Task directions:
Filter the entries, keeping every line with the word "JSON".

Available data:
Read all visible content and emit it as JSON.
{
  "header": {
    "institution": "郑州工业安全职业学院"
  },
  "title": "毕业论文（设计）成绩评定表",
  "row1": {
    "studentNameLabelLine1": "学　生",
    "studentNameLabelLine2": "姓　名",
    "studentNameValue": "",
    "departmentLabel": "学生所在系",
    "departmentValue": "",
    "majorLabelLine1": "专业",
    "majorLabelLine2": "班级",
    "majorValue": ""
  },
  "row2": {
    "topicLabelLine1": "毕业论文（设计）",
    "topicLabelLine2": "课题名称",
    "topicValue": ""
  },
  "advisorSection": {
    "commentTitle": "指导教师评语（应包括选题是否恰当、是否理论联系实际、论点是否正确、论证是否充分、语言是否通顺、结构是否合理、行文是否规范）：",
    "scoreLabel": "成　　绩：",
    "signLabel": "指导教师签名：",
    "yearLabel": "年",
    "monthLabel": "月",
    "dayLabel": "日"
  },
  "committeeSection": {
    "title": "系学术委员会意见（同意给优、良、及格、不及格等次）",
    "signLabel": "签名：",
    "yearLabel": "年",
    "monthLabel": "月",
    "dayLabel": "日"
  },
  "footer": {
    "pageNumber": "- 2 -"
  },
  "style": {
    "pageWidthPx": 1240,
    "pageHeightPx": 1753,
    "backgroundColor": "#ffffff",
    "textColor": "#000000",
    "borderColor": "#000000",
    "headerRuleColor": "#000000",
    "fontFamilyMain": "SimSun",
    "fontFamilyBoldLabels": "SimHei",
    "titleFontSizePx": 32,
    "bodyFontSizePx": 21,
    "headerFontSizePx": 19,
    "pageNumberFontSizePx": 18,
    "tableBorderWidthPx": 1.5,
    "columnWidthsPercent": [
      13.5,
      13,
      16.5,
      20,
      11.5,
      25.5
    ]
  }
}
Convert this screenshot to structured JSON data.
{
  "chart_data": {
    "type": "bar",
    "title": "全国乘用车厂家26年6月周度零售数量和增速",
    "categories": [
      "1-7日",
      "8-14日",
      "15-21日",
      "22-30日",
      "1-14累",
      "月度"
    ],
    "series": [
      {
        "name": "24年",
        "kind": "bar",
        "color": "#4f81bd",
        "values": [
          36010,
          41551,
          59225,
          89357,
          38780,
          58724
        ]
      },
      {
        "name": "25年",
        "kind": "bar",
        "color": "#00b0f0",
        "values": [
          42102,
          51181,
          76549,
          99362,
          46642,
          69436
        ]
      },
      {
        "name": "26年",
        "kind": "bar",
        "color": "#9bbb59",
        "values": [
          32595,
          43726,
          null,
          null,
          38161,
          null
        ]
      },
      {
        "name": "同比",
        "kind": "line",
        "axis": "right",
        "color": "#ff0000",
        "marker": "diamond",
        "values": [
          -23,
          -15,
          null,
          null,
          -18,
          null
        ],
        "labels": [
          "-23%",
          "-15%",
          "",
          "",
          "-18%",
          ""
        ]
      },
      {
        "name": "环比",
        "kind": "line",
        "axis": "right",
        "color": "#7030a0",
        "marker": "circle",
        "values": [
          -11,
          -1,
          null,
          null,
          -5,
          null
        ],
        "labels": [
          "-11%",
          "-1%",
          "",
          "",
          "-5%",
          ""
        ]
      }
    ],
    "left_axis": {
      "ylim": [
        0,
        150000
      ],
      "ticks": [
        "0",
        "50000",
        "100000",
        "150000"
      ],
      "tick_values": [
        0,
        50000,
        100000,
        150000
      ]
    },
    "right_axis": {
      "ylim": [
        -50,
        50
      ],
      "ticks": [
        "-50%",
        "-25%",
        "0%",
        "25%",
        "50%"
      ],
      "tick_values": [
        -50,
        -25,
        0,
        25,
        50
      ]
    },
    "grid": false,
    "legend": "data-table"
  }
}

Answer:
Read all visible content and emit it as JSON.
Convert this screenshot to structured JSON data.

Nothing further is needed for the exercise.